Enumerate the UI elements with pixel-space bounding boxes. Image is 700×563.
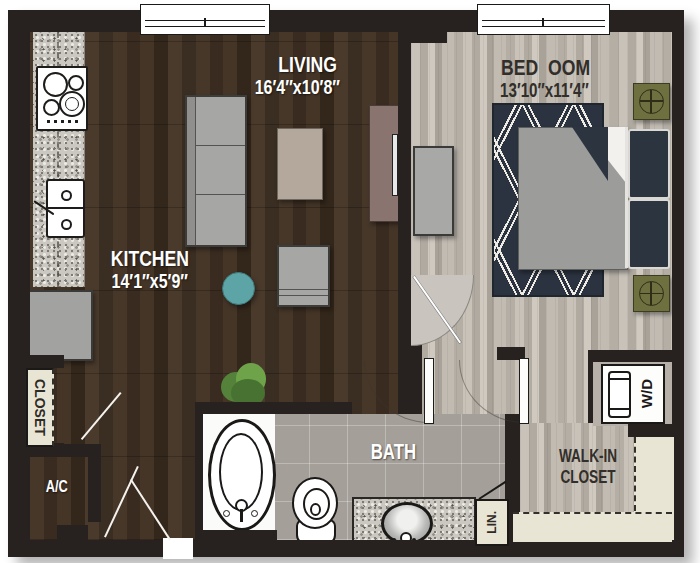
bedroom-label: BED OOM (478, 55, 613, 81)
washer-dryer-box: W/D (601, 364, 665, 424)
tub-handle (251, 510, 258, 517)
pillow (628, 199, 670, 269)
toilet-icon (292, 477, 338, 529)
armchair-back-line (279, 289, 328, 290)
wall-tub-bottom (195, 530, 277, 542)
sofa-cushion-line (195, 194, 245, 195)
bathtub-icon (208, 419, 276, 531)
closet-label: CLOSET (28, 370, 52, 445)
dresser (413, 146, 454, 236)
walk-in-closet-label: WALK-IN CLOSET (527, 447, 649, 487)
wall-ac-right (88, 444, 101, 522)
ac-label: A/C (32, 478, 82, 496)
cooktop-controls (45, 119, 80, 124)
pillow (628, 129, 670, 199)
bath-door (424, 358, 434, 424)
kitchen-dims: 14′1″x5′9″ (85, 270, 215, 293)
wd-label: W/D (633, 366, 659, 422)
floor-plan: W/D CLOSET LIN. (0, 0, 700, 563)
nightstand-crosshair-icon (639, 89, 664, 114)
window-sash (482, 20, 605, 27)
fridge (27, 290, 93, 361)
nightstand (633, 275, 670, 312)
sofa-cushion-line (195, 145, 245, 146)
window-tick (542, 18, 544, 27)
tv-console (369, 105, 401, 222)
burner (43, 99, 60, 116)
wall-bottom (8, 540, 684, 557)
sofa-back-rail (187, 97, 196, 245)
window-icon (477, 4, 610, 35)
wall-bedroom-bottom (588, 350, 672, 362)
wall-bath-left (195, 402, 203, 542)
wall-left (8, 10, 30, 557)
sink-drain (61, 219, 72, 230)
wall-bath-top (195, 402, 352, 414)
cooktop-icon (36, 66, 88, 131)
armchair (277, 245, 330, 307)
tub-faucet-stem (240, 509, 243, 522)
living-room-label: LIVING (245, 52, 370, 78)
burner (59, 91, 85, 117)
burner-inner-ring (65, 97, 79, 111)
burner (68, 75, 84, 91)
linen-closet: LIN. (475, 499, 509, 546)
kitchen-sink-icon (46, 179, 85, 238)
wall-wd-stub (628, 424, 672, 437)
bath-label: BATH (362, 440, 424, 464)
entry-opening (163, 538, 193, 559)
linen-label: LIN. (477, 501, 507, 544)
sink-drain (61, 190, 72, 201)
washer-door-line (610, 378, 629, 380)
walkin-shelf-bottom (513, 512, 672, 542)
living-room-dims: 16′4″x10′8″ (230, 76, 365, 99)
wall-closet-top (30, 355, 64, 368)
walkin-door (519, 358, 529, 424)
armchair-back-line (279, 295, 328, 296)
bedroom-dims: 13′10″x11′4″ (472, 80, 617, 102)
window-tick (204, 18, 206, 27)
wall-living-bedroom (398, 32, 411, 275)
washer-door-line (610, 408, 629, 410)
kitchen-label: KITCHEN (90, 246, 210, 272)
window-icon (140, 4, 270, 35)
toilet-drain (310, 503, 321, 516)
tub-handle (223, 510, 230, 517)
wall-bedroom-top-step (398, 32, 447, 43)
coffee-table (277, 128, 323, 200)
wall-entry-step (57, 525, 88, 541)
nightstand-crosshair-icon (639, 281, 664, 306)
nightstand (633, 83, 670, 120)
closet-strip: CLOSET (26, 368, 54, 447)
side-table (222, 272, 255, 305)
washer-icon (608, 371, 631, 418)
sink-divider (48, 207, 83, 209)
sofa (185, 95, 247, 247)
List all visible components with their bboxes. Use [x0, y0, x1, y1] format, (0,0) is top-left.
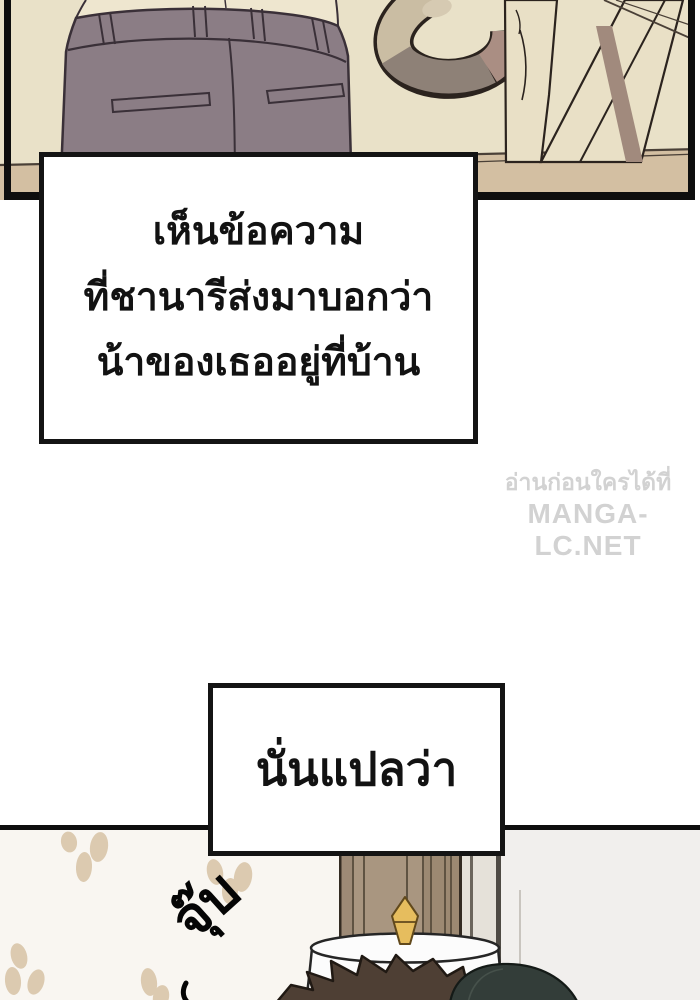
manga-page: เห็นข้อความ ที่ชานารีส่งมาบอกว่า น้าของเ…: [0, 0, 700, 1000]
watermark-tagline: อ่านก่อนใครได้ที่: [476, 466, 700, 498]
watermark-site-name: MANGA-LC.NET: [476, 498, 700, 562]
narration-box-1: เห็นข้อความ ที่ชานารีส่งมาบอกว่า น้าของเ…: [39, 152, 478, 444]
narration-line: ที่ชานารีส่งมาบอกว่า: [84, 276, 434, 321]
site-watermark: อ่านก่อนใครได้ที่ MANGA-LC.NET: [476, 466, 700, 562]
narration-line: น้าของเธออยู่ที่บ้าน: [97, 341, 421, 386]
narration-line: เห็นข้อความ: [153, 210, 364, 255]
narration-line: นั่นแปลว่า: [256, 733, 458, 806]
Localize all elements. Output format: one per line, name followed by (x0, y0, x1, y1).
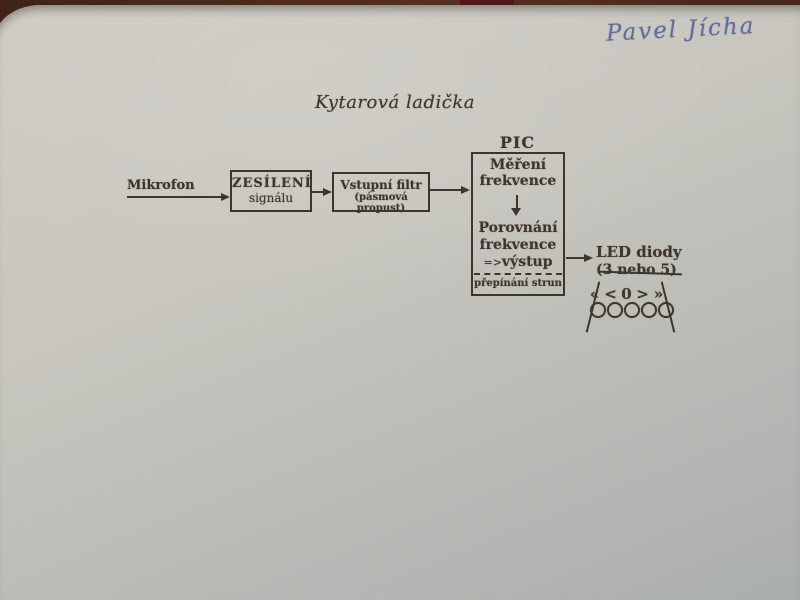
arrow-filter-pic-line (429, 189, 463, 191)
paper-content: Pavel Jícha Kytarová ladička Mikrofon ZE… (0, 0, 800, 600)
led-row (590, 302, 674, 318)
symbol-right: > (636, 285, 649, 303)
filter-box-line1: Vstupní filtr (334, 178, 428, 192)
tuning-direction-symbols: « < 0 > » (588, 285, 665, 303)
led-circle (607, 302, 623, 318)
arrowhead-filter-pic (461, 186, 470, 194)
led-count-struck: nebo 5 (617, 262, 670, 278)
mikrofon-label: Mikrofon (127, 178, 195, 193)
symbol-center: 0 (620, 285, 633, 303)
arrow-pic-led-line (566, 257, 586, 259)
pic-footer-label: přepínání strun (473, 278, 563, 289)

* _BRIEF_: Copy out every line of the items above verbatim, omitting the pictures.

* _ANSWER FOR THE TASK_:
Enumerate the UI elements with pixel-space bounding boxes. Image is 700×563.
bedroom-label: BED OOM (478, 55, 613, 81)
washer-dryer-box: W/D (601, 364, 665, 424)
tub-handle (251, 510, 258, 517)
pillow (628, 199, 670, 269)
toilet-icon (292, 477, 338, 529)
armchair-back-line (279, 289, 328, 290)
wall-tub-bottom (195, 530, 277, 542)
sofa-cushion-line (195, 194, 245, 195)
bathtub-icon (208, 419, 276, 531)
closet-label: CLOSET (28, 370, 52, 445)
dresser (413, 146, 454, 236)
walk-in-closet-label: WALK-IN CLOSET (527, 447, 649, 487)
wall-ac-right (88, 444, 101, 522)
ac-label: A/C (32, 478, 82, 496)
cooktop-controls (45, 119, 80, 124)
pillow (628, 129, 670, 199)
bath-door (424, 358, 434, 424)
kitchen-dims: 14′1″x5′9″ (85, 270, 215, 293)
wd-label: W/D (633, 366, 659, 422)
floor-plan: W/D CLOSET LIN. (0, 0, 700, 563)
nightstand-crosshair-icon (639, 89, 664, 114)
window-sash (482, 20, 605, 27)
fridge (27, 290, 93, 361)
nightstand (633, 275, 670, 312)
sofa-cushion-line (195, 145, 245, 146)
window-tick (542, 18, 544, 27)
tv-console (369, 105, 401, 222)
burner (43, 99, 60, 116)
wall-bottom (8, 540, 684, 557)
sofa-back-rail (187, 97, 196, 245)
window-icon (477, 4, 610, 35)
wall-bedroom-bottom (588, 350, 672, 362)
wall-bath-left (195, 402, 203, 542)
wall-left (8, 10, 30, 557)
sink-drain (61, 219, 72, 230)
wall-bath-top (195, 402, 352, 414)
cooktop-icon (36, 66, 88, 131)
armchair (277, 245, 330, 307)
tub-faucet-stem (240, 509, 243, 522)
living-room-label: LIVING (245, 52, 370, 78)
burner (59, 91, 85, 117)
burner-inner-ring (65, 97, 79, 111)
burner (68, 75, 84, 91)
linen-closet: LIN. (475, 499, 509, 546)
kitchen-sink-icon (46, 179, 85, 238)
wall-wd-stub (628, 424, 672, 437)
bath-label: BATH (362, 440, 424, 464)
entry-opening (163, 538, 193, 559)
linen-label: LIN. (477, 501, 507, 544)
sink-drain (61, 190, 72, 201)
washer-door-line (610, 378, 629, 380)
walkin-shelf-bottom (513, 512, 672, 542)
living-room-dims: 16′4″x10′8″ (230, 76, 365, 99)
wall-closet-top (30, 355, 64, 368)
walkin-door (519, 358, 529, 424)
armchair-back-line (279, 295, 328, 296)
bedroom-dims: 13′10″x11′4″ (472, 80, 617, 102)
window-tick (204, 18, 206, 27)
wall-living-bedroom (398, 32, 411, 275)
washer-door-line (610, 408, 629, 410)
kitchen-label: KITCHEN (90, 246, 210, 272)
window-icon (140, 4, 270, 35)
toilet-drain (310, 503, 321, 516)
tub-handle (223, 510, 230, 517)
wall-bedroom-top-step (398, 32, 447, 43)
coffee-table (277, 128, 323, 200)
wall-entry-step (57, 525, 88, 541)
nightstand-crosshair-icon (639, 281, 664, 306)
nightstand (633, 83, 670, 120)
closet-strip: CLOSET (26, 368, 54, 447)
side-table (222, 272, 255, 305)
washer-icon (608, 371, 631, 418)
sink-divider (48, 207, 83, 209)
sofa (185, 95, 247, 247)
List all visible components with their bboxes. Use [x0, y0, x1, y1] format, (0,0) is top-left.
manga-page: เห็นข้อความ ที่ชานารีส่งมาบอกว่า น้าของเ…: [0, 0, 700, 1000]
watermark-tagline: อ่านก่อนใครได้ที่: [476, 466, 700, 498]
watermark-site-name: MANGA-LC.NET: [476, 498, 700, 562]
narration-box-1: เห็นข้อความ ที่ชานารีส่งมาบอกว่า น้าของเ…: [39, 152, 478, 444]
narration-line: ที่ชานารีส่งมาบอกว่า: [84, 276, 434, 321]
site-watermark: อ่านก่อนใครได้ที่ MANGA-LC.NET: [476, 466, 700, 562]
narration-line: น้าของเธออยู่ที่บ้าน: [97, 341, 421, 386]
narration-line: เห็นข้อความ: [153, 210, 364, 255]
narration-line: นั่นแปลว่า: [256, 733, 458, 806]
Localize all elements. Output format: one per line, name followed by (x0, y0, x1, y1).
arrow-filter-pic-line (429, 189, 463, 191)
paper-content: Pavel Jícha Kytarová ladička Mikrofon ZE… (0, 0, 800, 600)
led-row (590, 302, 674, 318)
symbol-right: > (636, 285, 649, 303)
filter-box-line1: Vstupní filtr (334, 178, 428, 192)
tuning-direction-symbols: « < 0 > » (588, 285, 665, 303)
led-circle (607, 302, 623, 318)
arrowhead-filter-pic (461, 186, 470, 194)
led-count-struck: nebo 5 (617, 262, 670, 278)
mikrofon-label: Mikrofon (127, 178, 195, 193)
symbol-center: 0 (620, 285, 633, 303)
arrow-pic-led-line (566, 257, 586, 259)
pic-footer-label: přepínání strun (473, 278, 563, 289)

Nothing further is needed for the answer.